* WORK ORDER 1 *
According to the marketplace excerpt, what share of their time did cab drivers typically spend looking for fares?
* WORK ORDER 2 *
Output the passage of the marketplace excerpt verbatim, starting with "2. Increased utilization" and going on through "its sunk costs.".

2. Increased utilization
The latest generation of marketplaces has taken advantage of increased utilization. Utilization is the time a business spends actually earning revenue vs. the overall time it incurs expenses.
Restaurants, for example, have slow times in which they do not have many customers. However, they still need to pay for marginal costs such as staff and fixed costs – like kitchen equipment. Companies like Grubhub bring incremental demand so that a restaurant can make more money relative to its sunk costs.
In a similar way, cab drivers typically spent 30 percent of their time looking for fares. With Uber, that number is under 5 percent. Hence, a Uber driver can take more passengers, earning more money for the time they are driving.
3. Ease of use
Many marketplaces offer convenience benefits. For example, your average handyman probably doesn’t have the time or know how to do SEO or buy Google Ads. But they may be able to respond to leads on Thumbtack, as it’s easier.
Here at LawnStarter, we handle payment, insurance, scheduling, and a number of back-office duties that our lawn care professionals would typically have to do themselves at night or hire an office manager to do. They just show up and mow, and the money is deposited into their accounts.
Successful marketplaces you may not have heard of
No piece on marketplaces would be complete without examples, but rather than rehash the examples that have had more than their fair share of attention, we’ll dive into a few up-and-coming marketplaces that are disrupting their industries.
Travel is a large competitive space dominated by Expedia, Tripadvisor, and Priceline. Snaptravel is carving out its own slice of the pie by allowing travelers to book hotels through Messenger or text.
The experience is far simpler, but Snaptravel doesn’t stop there. In fact, once a hotel is booked, the staff actually calls hotels and attempts to get free room upgrades. It’s this customer focus that has led to the company completing 350,000 nights booked and raising over $21 million in funding.
YourMechanic is an on-demand, transactional marketplace that matches consumers to local mechanics. The company has raised $38 million in funding and operates in some 2,000 cities. To get service, you enter details about your car and the issue you’re having, and then select an appointment slot - an extremely convenient service.
Additionally, the company’s website claims that service is cheaper through Yourmechanic due to reduced overhead of not needing a physical shop.
Opendoor is a marketplace with a business model that few, if any other, companies have attempted. With Opendoor, a home seller can get an instant price for their home and sell it to them.
So, Opendoor actually owns the home. Then the company flips the house to another buyer. Opendoor charges a service fee to the seller (just as a realtor would) and earns money from the difference of their buying price and selling price. Opendoor has raised just over $1 billion.
4. DogVacay / Rover
Traditionally dog owners have had two options for pet sitting: friends and kennels. But not everyone wants to impose on friends, and no dog owner wants to put their furry friend in a kennel. That’s where DogVacay and Rover (the two merged) come in. The sites match dog owners with dog sitters, and earns a commission on the transaction.
As a dog owner, you can read reviews of sitters so that you trust the person watching your dog. Additionally, the site makes finding availability easier, and typically offers rates far lower than the average kennel. It’s a combo of easy use, lower prices, and increased trust.
5. The Zebra
The Zebra is a marketplace that helps car owners find the right auto insurance policy. The insurance industry is known for being less than transparent, and The Zebra uses technology to put insurance ‘In Black and White.’
To purchase insurance, you just answer a few questions and The Zebra lets you compare different insurance options and their benefits. From there, you are directed to the insurance company’s website, and The Zebra earns an affiliate commission. The company has raised $40 million in funding.

* Stored data entries *
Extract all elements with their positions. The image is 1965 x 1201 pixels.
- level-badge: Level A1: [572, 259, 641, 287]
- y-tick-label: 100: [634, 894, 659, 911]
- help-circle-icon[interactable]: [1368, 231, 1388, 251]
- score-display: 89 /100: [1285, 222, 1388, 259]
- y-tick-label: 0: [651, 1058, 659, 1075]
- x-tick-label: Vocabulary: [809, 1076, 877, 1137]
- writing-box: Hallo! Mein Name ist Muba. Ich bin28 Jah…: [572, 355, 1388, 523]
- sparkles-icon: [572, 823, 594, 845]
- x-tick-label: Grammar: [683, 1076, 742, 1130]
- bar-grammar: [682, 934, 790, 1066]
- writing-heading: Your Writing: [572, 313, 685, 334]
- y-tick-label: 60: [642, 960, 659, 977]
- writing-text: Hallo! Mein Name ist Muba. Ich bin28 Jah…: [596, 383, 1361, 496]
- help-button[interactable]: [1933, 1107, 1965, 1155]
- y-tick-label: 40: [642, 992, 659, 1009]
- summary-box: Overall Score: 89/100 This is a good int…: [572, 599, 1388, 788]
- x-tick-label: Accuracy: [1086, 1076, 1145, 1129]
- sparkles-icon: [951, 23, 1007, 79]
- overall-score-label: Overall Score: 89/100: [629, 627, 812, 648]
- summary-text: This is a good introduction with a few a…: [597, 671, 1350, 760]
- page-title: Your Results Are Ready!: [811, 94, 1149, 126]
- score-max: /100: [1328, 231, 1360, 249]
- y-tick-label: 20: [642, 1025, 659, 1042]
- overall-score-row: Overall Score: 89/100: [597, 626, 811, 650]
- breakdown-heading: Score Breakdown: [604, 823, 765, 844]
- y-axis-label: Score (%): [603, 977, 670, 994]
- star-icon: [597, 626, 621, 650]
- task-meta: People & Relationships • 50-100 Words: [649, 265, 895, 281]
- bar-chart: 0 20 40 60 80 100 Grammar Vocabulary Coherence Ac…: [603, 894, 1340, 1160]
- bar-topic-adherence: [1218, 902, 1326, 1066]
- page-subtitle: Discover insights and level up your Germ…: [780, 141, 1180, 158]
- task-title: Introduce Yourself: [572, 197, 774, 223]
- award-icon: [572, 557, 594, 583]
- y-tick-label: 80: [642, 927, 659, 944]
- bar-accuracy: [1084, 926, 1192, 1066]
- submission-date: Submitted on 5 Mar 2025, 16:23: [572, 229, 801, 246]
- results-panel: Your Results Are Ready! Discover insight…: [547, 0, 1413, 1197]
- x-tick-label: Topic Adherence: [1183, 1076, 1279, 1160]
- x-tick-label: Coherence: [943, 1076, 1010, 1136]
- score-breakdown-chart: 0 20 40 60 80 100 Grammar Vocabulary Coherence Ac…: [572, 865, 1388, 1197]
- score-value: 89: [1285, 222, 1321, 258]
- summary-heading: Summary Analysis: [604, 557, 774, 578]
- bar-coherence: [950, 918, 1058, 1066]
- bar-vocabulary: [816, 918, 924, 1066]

* TASK RESPONSE 1 *
30 percent

* TASK RESPONSE 2 *
2. Increased utilization
The latest generation of marketplaces has taken advantage of increased utilization. Utilization is the time a business spends actually earning revenue vs. the overall time it incurs expenses.
Restaurants, for example, have slow times in which they do not have many customers. However, they still need to pay for marginal costs such as staff and fixed costs – like kitchen equipment. Companies like Grubhub bring incremental demand so that a restaurant can make more money relative to its sunk costs.